— BEGIN —

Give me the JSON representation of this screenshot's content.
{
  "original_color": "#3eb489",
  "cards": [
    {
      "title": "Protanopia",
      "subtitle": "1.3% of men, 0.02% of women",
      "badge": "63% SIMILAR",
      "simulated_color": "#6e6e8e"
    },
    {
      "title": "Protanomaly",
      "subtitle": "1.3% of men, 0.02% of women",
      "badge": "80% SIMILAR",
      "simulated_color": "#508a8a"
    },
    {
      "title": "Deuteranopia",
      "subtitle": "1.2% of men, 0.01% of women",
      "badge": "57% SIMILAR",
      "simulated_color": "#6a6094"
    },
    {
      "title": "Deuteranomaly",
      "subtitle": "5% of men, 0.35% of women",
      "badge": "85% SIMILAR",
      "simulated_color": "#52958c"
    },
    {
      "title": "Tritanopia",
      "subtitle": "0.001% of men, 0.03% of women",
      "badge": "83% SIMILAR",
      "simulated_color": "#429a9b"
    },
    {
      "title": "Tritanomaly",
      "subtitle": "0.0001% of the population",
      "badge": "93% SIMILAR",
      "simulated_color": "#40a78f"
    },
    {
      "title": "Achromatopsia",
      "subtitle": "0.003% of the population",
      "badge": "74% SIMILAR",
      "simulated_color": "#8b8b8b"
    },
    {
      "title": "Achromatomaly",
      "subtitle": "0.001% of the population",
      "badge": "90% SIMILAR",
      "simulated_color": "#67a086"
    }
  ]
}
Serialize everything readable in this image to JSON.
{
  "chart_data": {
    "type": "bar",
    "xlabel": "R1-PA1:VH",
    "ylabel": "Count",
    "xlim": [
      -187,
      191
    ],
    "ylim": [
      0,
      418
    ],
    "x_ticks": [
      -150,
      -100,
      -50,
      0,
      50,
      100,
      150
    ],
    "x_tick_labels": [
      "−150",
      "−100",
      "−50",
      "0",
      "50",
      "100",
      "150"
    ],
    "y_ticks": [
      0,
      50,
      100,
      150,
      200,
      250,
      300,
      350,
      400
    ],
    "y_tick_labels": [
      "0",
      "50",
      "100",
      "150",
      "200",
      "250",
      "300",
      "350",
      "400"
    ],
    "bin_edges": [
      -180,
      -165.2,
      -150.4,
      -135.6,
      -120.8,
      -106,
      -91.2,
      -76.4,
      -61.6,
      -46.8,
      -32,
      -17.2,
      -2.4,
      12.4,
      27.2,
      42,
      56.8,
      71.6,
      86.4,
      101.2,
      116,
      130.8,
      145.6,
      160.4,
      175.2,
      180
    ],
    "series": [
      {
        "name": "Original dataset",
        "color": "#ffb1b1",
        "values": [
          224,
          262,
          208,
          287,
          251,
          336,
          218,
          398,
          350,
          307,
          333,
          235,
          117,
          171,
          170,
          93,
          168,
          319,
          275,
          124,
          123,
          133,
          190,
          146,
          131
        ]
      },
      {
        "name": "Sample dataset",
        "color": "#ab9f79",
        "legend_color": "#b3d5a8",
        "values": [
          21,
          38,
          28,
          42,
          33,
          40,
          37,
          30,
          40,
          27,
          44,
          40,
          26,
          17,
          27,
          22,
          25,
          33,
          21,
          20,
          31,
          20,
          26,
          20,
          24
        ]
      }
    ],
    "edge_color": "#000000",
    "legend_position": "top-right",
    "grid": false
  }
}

— END —

Show every line that contains the word "population".

      "subtitle": "0.0001% of the population",
      "subtitle": "0.003% of the population",
      "subtitle": "0.001% of the population",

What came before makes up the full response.